_STATED GOAL_
Below are the records; pull every line that includes "skala".
--- start EXERCISE MATERIAL ---
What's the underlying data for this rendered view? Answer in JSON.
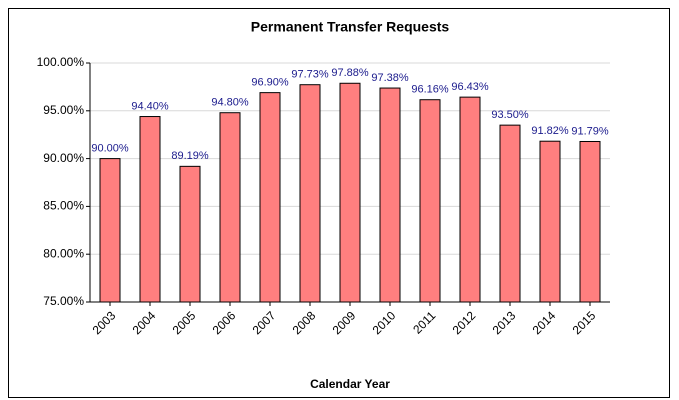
{
  "chart_data": {
    "type": "bar",
    "title": "Permanent Transfer Requests",
    "x_label": "Calendar Year",
    "categories": [
      "2003",
      "2004",
      "2005",
      "2006",
      "2007",
      "2008",
      "2009",
      "2010",
      "2011",
      "2012",
      "2013",
      "2014",
      "2015"
    ],
    "values": [
      90.0,
      94.4,
      89.19,
      94.8,
      96.9,
      97.73,
      97.88,
      97.38,
      96.16,
      96.43,
      93.5,
      91.82,
      91.79
    ],
    "value_labels": [
      "90.00%",
      "94.40%",
      "89.19%",
      "94.80%",
      "96.90%",
      "97.73%",
      "97.88%",
      "97.38%",
      "96.16%",
      "96.43%",
      "93.50%",
      "91.82%",
      "91.79%"
    ],
    "color": "#ff7f7f",
    "ylim": [
      75,
      100
    ],
    "yticks": [
      {
        "value": 75,
        "label": "75.00%"
      },
      {
        "value": 80,
        "label": "80.00%"
      },
      {
        "value": 85,
        "label": "85.00%"
      },
      {
        "value": 90,
        "label": "90.00%"
      },
      {
        "value": 95,
        "label": "95.00%"
      },
      {
        "value": 100,
        "label": "100.00%"
      }
    ],
    "grid": true
  }
}
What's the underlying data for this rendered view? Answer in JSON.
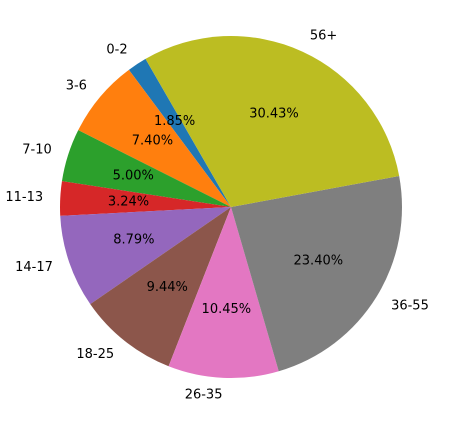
{
  "chart_data": {
    "type": "pie",
    "title": "",
    "categories": [
      "0-2",
      "3-6",
      "7-10",
      "11-13",
      "14-17",
      "18-25",
      "26-35",
      "36-55",
      "56+"
    ],
    "values": [
      1.85,
      7.4,
      5.0,
      3.24,
      8.79,
      9.44,
      10.45,
      23.4,
      30.43
    ],
    "percent_labels": [
      "1.85%",
      "7.40%",
      "5.00%",
      "3.24%",
      "8.79%",
      "9.44%",
      "10.45%",
      "23.40%",
      "30.43%"
    ],
    "colors": [
      "#1f77b4",
      "#ff7f0e",
      "#2ca02c",
      "#d62728",
      "#9467bd",
      "#8c564b",
      "#e377c2",
      "#7f7f7f",
      "#bcbd22"
    ],
    "start_angle_deg": 120,
    "direction": "counterclockwise",
    "legend": "none"
  }
}
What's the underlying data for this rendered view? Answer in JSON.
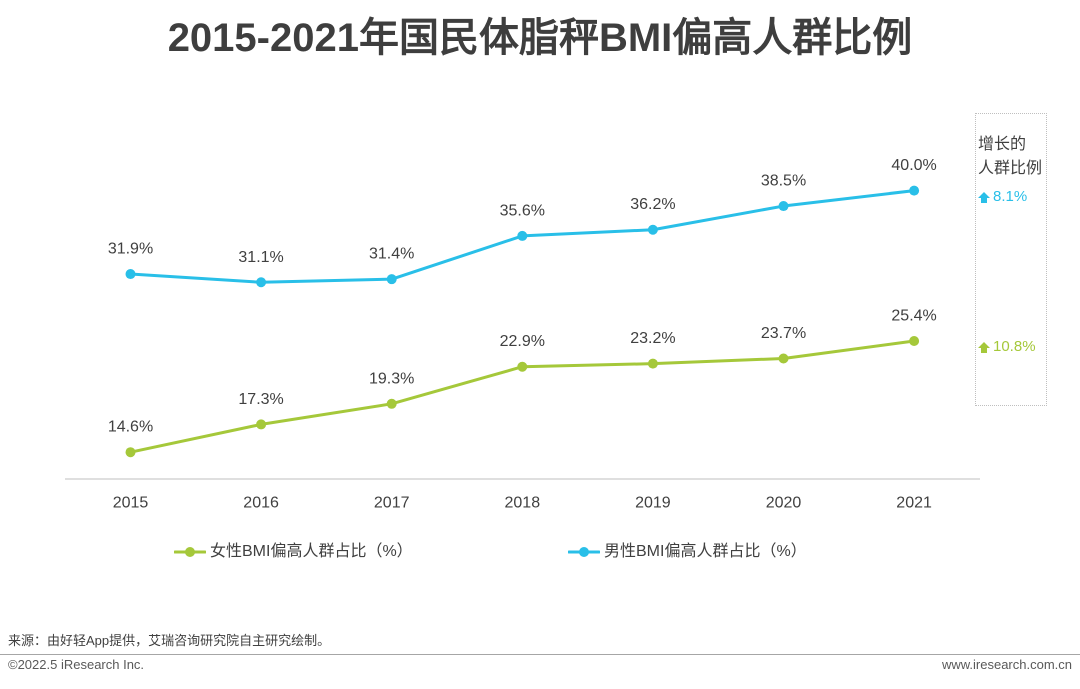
{
  "chart_data": {
    "type": "line",
    "title": "2015-2021年国民体脂秤BMI偏高人群比例",
    "categories": [
      "2015",
      "2016",
      "2017",
      "2018",
      "2019",
      "2020",
      "2021"
    ],
    "series": [
      {
        "name": "女性BMI偏高人群占比（%）",
        "color": "#A5C83A",
        "values": [
          14.6,
          17.3,
          19.3,
          22.9,
          23.2,
          23.7,
          25.4
        ],
        "data_labels": [
          "14.6%",
          "17.3%",
          "19.3%",
          "22.9%",
          "23.2%",
          "23.7%",
          "25.4%"
        ]
      },
      {
        "name": "男性BMI偏高人群占比（%）",
        "color": "#29BFE8",
        "values": [
          31.9,
          31.1,
          31.4,
          35.6,
          36.2,
          38.5,
          40.0
        ],
        "data_labels": [
          "31.9%",
          "31.1%",
          "31.4%",
          "35.6%",
          "36.2%",
          "38.5%",
          "40.0%"
        ]
      }
    ],
    "ylim": [
      12,
      42
    ],
    "grid": false,
    "legend": "bottom"
  },
  "growth_panel": {
    "heading": [
      "增长的",
      "人群比例"
    ],
    "items": [
      {
        "value": "8.1%",
        "color": "#29BFE8",
        "icon": "up-arrow-icon"
      },
      {
        "value": "10.8%",
        "color": "#A5C83A",
        "icon": "up-arrow-icon"
      }
    ]
  },
  "footer": {
    "source": "来源：由好轻App提供，艾瑞咨询研究院自主研究绘制。",
    "copyright": "©2022.5 iResearch Inc.",
    "website": "www.iresearch.com.cn"
  }
}
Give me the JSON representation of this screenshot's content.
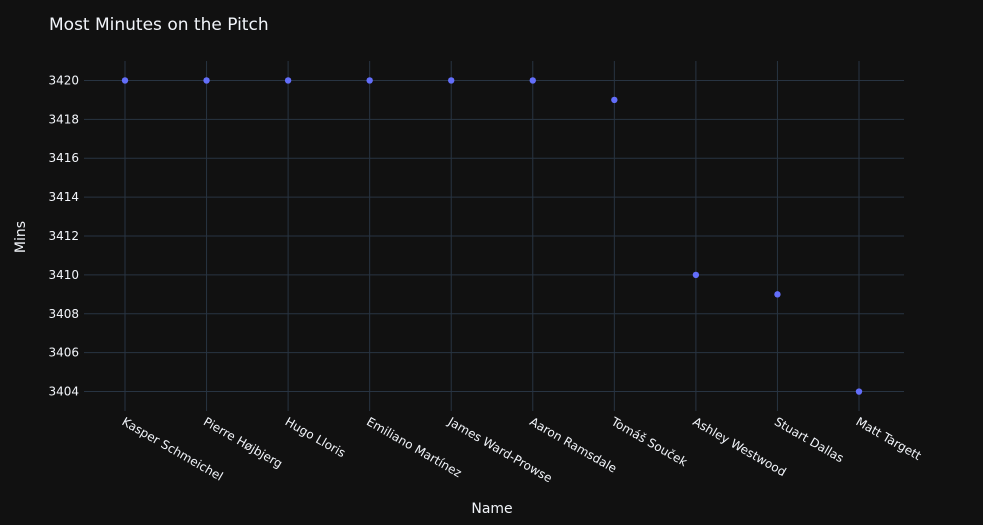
{
  "chart_data": {
    "type": "scatter",
    "title": "Most Minutes on the Pitch",
    "xlabel": "Name",
    "ylabel": "Mins",
    "categories": [
      "Kasper Schmeichel",
      "Pierre Højbjerg",
      "Hugo Lloris",
      "Emiliano Martínez",
      "James Ward-Prowse",
      "Aaron Ramsdale",
      "Tomáš Souček",
      "Ashley Westwood",
      "Stuart Dallas",
      "Matt Targett"
    ],
    "values": [
      3420,
      3420,
      3420,
      3420,
      3420,
      3420,
      3419,
      3410,
      3409,
      3404
    ],
    "yticks": [
      3404,
      3406,
      3408,
      3410,
      3412,
      3414,
      3416,
      3418,
      3420
    ],
    "ylim": [
      3403,
      3421
    ],
    "grid": true,
    "legend": "none",
    "colors": {
      "background": "#111111",
      "grid": "#283442",
      "marker": "#636efa",
      "text": "#f2f5fa"
    }
  }
}
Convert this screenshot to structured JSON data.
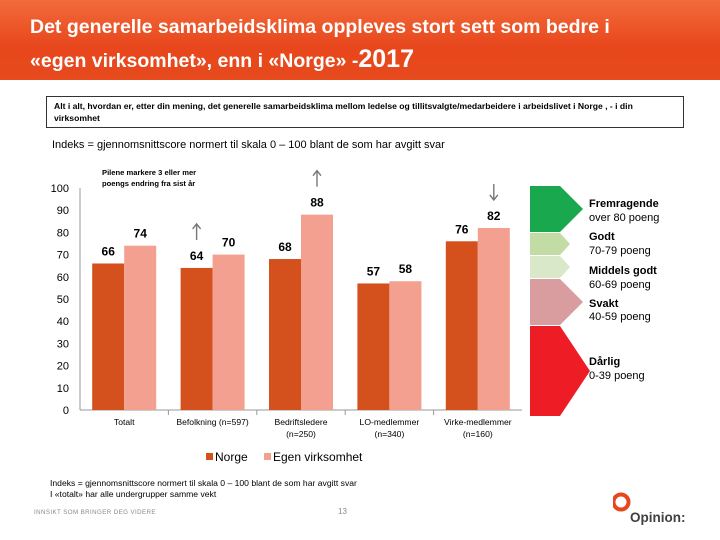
{
  "header": {
    "title_line1": "Det generelle samarbeidsklima oppleves stort sett som bedre i",
    "title_line2": "«egen virksomhet», enn i «Norge» -",
    "title_year": "2017"
  },
  "question": "Alt i alt, hvordan er, etter din mening, det generelle samarbeidsklima mellom ledelse og tillitsvalgte/medarbeidere i arbeidslivet i Norge , - i din virksomhet",
  "subtitle": "Indeks = gjennomsnittscore normert til skala  0 – 100 blant de som har avgitt svar",
  "arrow_note_line1": "Pilene markere 3 eller mer",
  "arrow_note_line2": "poengs endring fra sist år",
  "chart_data": {
    "type": "bar",
    "categories": [
      [
        "Totalt"
      ],
      [
        "Befolkning (n=597)"
      ],
      [
        "Bedriftsledere",
        "(n=250)"
      ],
      [
        "LO-medlemmer",
        "(n=340)"
      ],
      [
        "Virke-medlemmer",
        "(n=160)"
      ]
    ],
    "series": [
      {
        "name": "Norge",
        "color": "#d4511e",
        "values": [
          66,
          64,
          68,
          57,
          76
        ]
      },
      {
        "name": "Egen virksomhet",
        "color": "#f4a090",
        "values": [
          74,
          70,
          88,
          58,
          82
        ]
      }
    ],
    "ylim": [
      0,
      100
    ],
    "yticks": [
      0,
      10,
      20,
      30,
      40,
      50,
      60,
      70,
      80,
      90,
      100
    ],
    "change_arrows": [
      {
        "category": 1,
        "series": 0,
        "direction": "up"
      },
      {
        "category": 2,
        "series": 1,
        "direction": "up"
      },
      {
        "category": 4,
        "series": 1,
        "direction": "down"
      }
    ]
  },
  "scale_legend": [
    {
      "label": "Fremragende",
      "range": "over 80 poeng",
      "color": "#1aa84f"
    },
    {
      "label": "Godt",
      "range": "70-79 poeng",
      "color": "#c3dba4"
    },
    {
      "label": "Middels godt",
      "range": "60-69 poeng",
      "color": "#d8e8c8"
    },
    {
      "label": "Svakt",
      "range": "40-59 poeng",
      "color": "#d99da0"
    },
    {
      "label": "Dårlig",
      "range": "0-39 poeng",
      "color": "#ee1c25"
    }
  ],
  "footnote_line1": "Indeks = gjennomsnittscore normert til skala  0 – 100 blant de som har avgitt svar",
  "footnote_line2": "I «totalt» har alle undergrupper samme vekt",
  "tagline": "INNSIKT SOM BRINGER DEG VIDERE",
  "page_number": "13",
  "logo_text": "Opinion:"
}
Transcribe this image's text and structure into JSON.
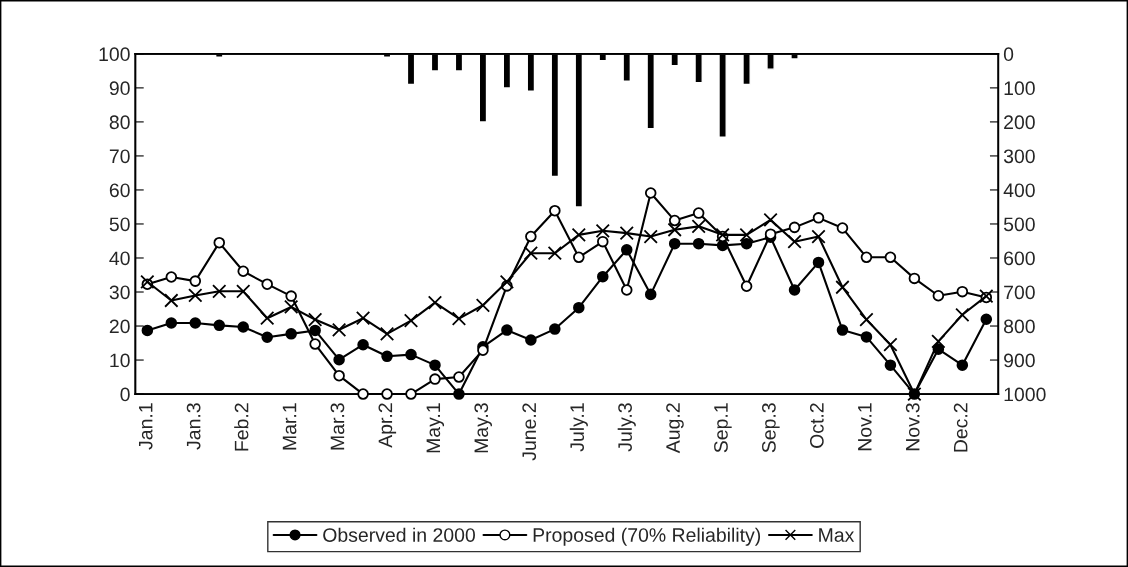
{
  "chart_data": {
    "type": "line",
    "categories": [
      "Jan.1",
      null,
      "Jan.3",
      null,
      "Feb.2",
      null,
      "Mar.1",
      null,
      "Mar.3",
      null,
      "Apr.2",
      null,
      "May.1",
      null,
      "May.3",
      null,
      "June.2",
      null,
      "July.1",
      null,
      "July.3",
      null,
      "Aug.2",
      null,
      "Sep.1",
      null,
      "Sep.3",
      null,
      "Oct.2",
      null,
      "Nov.1",
      null,
      "Nov.3",
      null,
      "Dec.2",
      null
    ],
    "series": [
      {
        "type": "bar",
        "axis": "y2",
        "color": "#000000",
        "values": [
          null,
          null,
          null,
          10,
          null,
          null,
          null,
          null,
          null,
          null,
          10,
          90,
          50,
          50,
          200,
          100,
          110,
          360,
          450,
          20,
          80,
          220,
          35,
          85,
          245,
          90,
          45,
          15,
          null,
          null,
          null,
          null,
          null,
          null,
          null,
          null
        ]
      },
      {
        "name": "Observed in 2000",
        "marker": "circle",
        "color": "#000000",
        "values": [
          18.7,
          20.9,
          20.9,
          20.2,
          19.7,
          16.7,
          17.7,
          18.7,
          10.1,
          14.5,
          11.1,
          11.6,
          8.5,
          0,
          13.9,
          18.8,
          15.9,
          19.1,
          25.4,
          34.5,
          42.4,
          29.3,
          44.2,
          44.2,
          43.7,
          44.2,
          46.1,
          30.6,
          38.7,
          18.8,
          16.8,
          8.5,
          0,
          13.2,
          8.5,
          22.0
        ]
      },
      {
        "name": "Proposed (70% Reliability)",
        "marker": "circle",
        "color": "#000000",
        "values": [
          32.3,
          34.4,
          33.2,
          44.5,
          36.1,
          32.3,
          28.8,
          14.7,
          5.4,
          0,
          0,
          0,
          4.4,
          5.0,
          12.9,
          31.8,
          46.3,
          53.9,
          40.2,
          44.8,
          30.6,
          59.1,
          51.0,
          53.2,
          46.3,
          31.7,
          47.0,
          49.0,
          51.8,
          48.8,
          40.2,
          40.2,
          34.0,
          28.9,
          30.1,
          28.4
        ]
      },
      {
        "name": "Max",
        "marker": "cross",
        "color": "#000000",
        "values": [
          33,
          27.5,
          29,
          30.2,
          30.2,
          22.3,
          25.6,
          21.9,
          18.9,
          22.3,
          17.7,
          21.6,
          26.9,
          22.2,
          26.1,
          33.0,
          41.4,
          41.4,
          46.8,
          48.0,
          47.3,
          46.3,
          48.3,
          49.3,
          46.8,
          46.8,
          51.2,
          44.8,
          46.3,
          31.4,
          21.9,
          14.5,
          0,
          15.5,
          23.3,
          28.8
        ]
      }
    ],
    "ylim": [
      0,
      100
    ],
    "yticks": [
      0,
      10,
      20,
      30,
      40,
      50,
      60,
      70,
      80,
      90,
      100
    ],
    "y2lim": [
      1000,
      0
    ],
    "y2ticks": [
      0,
      100,
      200,
      300,
      400,
      500,
      600,
      700,
      800,
      900,
      1000
    ],
    "legend": "bottom",
    "grid": false
  }
}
--- end EXERCISE MATERIAL ---
_WORKED ANSWER_
  "subtitle": "Indeks = gjennomsnittscore normert til skala  0 – 100 blant de som har avgitt svar",
  "footnote_line1": "Indeks = gjennomsnittscore normert til skala  0 – 100 blant de som har avgitt svar",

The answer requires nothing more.